▸ **Written exercise**
Find every line in the items below that contains the string "Überschuss", and copy each such line in full. Case counts.

-- begin --

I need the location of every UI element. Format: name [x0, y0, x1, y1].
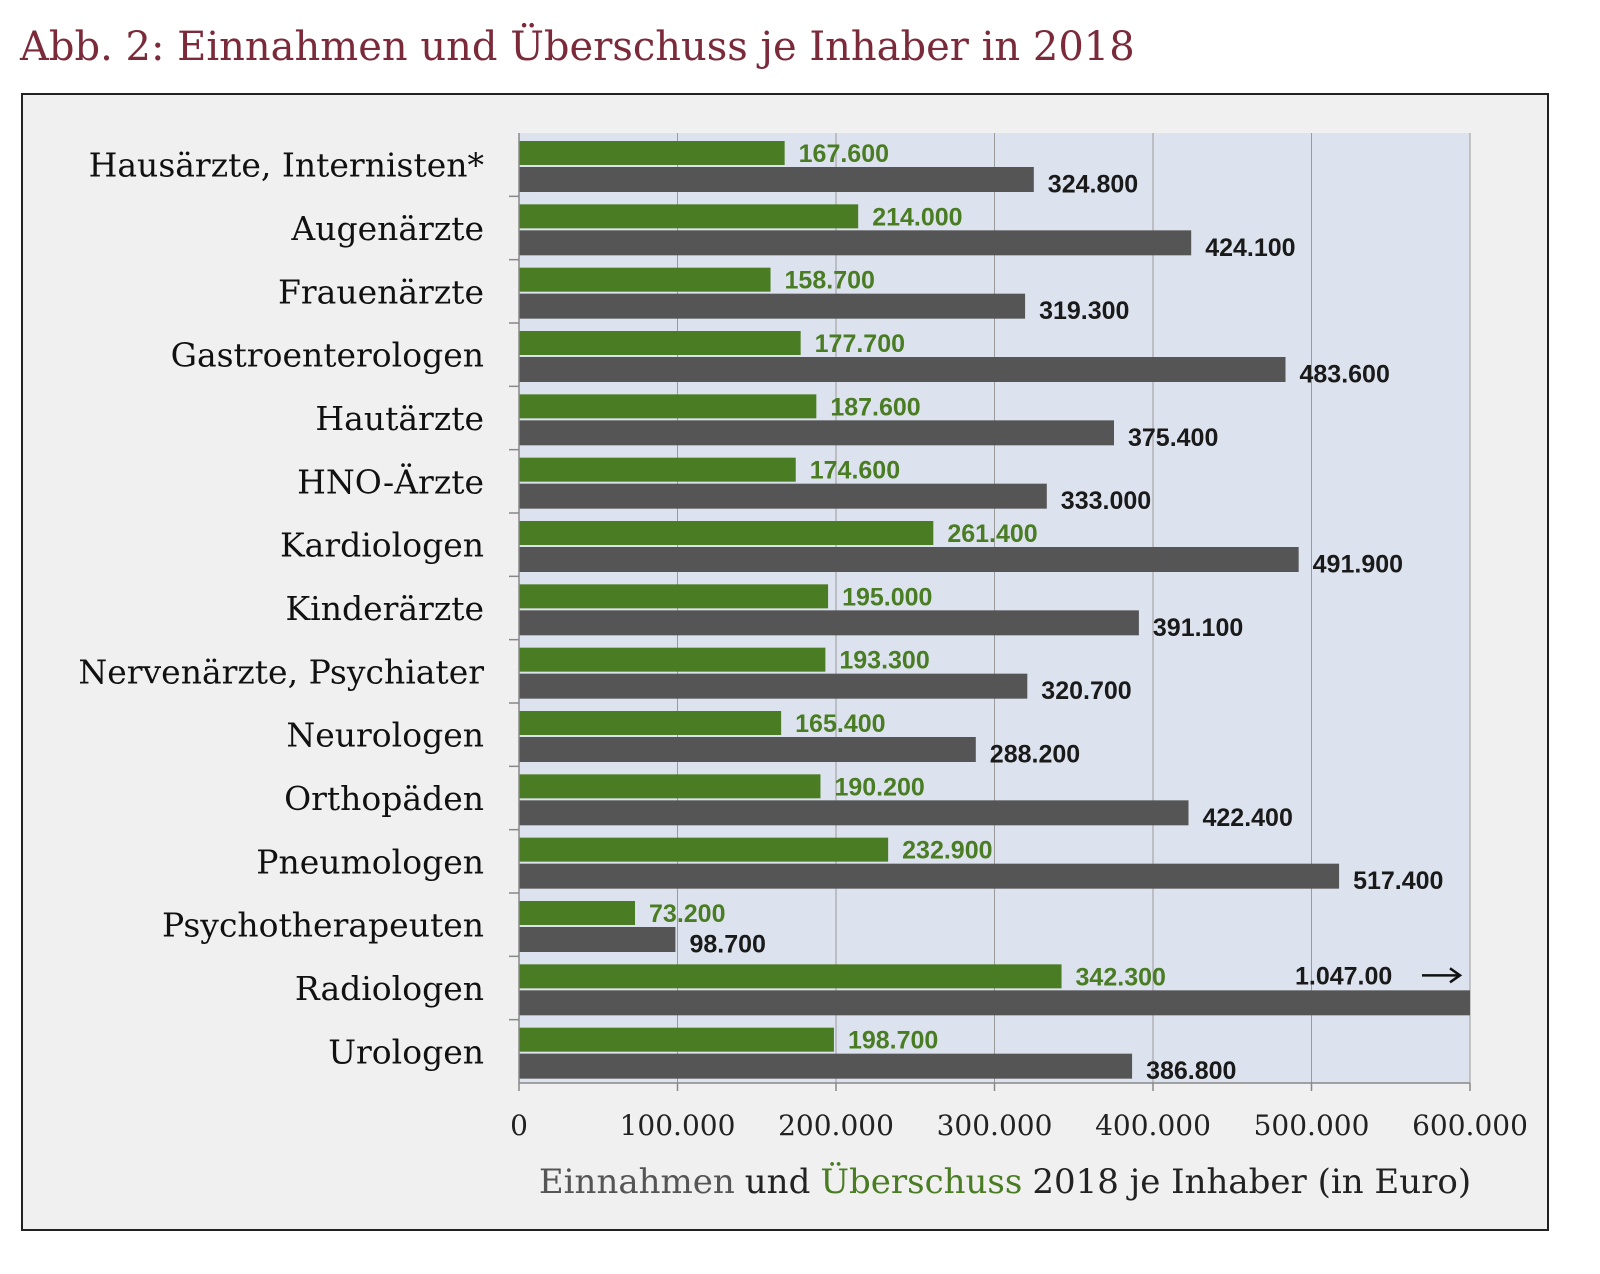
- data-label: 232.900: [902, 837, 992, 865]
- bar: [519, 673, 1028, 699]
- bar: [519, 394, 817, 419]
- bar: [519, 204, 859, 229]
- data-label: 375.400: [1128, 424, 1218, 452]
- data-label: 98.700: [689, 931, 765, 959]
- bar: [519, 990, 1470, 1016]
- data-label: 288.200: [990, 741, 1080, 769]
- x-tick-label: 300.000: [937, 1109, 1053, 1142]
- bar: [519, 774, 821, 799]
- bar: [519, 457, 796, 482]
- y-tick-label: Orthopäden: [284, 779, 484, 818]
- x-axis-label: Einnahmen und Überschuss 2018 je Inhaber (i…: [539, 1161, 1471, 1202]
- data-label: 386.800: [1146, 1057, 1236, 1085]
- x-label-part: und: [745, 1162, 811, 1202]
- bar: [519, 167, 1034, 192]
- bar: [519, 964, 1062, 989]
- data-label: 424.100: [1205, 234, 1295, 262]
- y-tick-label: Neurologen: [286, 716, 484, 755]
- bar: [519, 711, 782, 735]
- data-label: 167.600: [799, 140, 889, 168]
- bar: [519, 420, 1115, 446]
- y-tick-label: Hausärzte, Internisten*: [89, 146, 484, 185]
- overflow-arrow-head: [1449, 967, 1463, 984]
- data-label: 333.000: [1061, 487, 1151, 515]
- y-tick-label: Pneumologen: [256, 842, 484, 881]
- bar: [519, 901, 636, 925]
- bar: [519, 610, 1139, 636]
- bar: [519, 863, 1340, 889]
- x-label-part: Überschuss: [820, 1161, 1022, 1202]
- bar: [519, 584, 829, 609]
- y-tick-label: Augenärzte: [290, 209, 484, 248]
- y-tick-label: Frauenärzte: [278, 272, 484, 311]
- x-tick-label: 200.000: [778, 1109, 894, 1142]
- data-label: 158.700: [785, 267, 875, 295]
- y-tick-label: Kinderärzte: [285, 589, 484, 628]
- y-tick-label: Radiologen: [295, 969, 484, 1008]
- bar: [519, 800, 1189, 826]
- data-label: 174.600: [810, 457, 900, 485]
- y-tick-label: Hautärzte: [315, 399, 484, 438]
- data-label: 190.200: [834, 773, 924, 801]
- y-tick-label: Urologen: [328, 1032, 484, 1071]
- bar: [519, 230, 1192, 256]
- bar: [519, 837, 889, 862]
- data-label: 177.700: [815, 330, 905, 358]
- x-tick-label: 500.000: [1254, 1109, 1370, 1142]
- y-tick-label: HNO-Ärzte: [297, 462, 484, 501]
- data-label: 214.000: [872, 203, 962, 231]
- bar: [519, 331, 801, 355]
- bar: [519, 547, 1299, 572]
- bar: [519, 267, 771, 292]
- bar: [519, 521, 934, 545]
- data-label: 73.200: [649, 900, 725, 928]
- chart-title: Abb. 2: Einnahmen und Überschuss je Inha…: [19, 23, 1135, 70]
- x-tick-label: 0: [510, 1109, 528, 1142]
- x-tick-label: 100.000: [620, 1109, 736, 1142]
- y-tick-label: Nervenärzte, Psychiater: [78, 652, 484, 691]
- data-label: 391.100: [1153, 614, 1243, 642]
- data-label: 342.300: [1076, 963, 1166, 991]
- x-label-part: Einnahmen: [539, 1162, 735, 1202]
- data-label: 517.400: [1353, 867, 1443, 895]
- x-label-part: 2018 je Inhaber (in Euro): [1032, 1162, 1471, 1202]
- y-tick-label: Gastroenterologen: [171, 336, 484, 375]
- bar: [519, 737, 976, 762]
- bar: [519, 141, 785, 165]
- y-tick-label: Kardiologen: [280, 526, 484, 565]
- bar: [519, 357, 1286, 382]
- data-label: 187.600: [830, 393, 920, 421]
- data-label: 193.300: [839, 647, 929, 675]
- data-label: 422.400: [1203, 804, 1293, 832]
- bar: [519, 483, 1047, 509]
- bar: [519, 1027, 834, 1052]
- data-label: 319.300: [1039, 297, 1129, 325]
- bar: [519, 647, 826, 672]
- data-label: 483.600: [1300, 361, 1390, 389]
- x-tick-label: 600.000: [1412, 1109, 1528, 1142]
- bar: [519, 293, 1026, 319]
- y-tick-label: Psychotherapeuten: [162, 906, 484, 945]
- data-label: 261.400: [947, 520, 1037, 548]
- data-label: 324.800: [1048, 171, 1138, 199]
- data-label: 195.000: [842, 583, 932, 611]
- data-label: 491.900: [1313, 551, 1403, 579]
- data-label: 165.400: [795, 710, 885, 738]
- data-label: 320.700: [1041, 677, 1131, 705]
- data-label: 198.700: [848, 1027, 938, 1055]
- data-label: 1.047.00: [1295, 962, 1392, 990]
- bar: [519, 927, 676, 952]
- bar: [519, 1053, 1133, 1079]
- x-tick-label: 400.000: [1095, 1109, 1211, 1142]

-- end --
-- begin --

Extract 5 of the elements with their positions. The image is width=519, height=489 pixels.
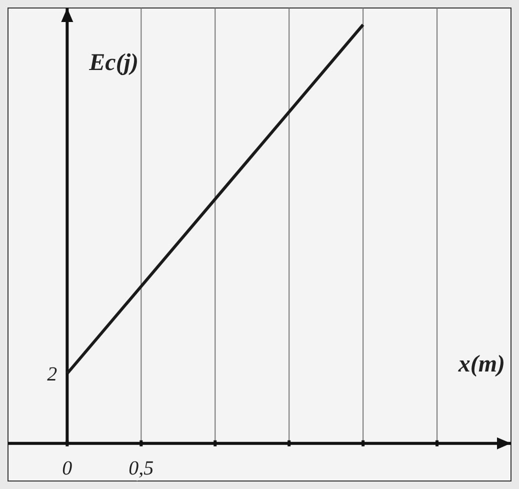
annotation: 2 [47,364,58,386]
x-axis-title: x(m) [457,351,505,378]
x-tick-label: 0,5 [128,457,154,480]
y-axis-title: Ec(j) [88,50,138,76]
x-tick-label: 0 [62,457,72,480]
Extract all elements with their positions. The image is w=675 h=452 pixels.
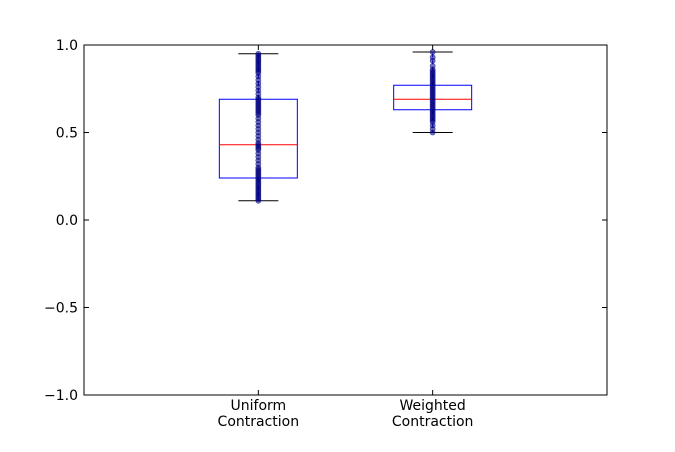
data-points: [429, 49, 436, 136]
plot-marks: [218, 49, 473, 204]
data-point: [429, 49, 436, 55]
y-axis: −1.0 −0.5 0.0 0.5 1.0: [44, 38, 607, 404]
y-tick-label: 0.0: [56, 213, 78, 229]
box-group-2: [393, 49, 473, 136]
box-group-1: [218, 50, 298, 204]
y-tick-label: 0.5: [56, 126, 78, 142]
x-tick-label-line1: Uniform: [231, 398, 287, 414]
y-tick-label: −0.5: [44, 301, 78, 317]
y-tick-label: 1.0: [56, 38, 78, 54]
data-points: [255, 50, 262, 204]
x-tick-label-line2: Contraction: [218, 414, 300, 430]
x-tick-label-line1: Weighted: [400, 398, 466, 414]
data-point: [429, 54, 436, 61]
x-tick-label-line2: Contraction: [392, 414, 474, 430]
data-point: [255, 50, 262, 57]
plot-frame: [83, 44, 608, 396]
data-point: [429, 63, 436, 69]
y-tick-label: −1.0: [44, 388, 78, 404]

-- end --
-- begin --

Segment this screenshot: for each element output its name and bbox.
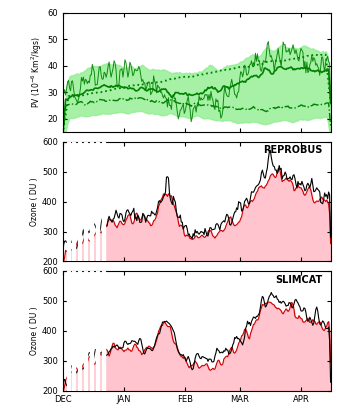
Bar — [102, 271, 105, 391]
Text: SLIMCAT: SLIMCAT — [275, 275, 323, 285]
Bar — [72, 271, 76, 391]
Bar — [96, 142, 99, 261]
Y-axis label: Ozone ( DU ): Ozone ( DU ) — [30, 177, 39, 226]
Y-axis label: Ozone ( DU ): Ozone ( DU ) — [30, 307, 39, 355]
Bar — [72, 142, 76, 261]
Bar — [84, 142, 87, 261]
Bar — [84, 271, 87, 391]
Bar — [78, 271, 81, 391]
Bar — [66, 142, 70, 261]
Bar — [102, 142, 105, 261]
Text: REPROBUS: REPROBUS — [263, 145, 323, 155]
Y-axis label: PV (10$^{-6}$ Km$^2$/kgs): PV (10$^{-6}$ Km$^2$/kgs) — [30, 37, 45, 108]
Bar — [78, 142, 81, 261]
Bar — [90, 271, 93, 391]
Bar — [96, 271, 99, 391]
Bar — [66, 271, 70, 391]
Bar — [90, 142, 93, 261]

-- end --

▸ **Complete output**
- x-axis-label: Einnahmen und Überschuss 2018 je Inhaber (i…: [539, 1161, 1471, 1202]
- x-label-part: Überschuss: [820, 1161, 1022, 1202]
- chart-title: Abb. 2: Einnahmen und Überschuss je Inha…: [19, 23, 1135, 70]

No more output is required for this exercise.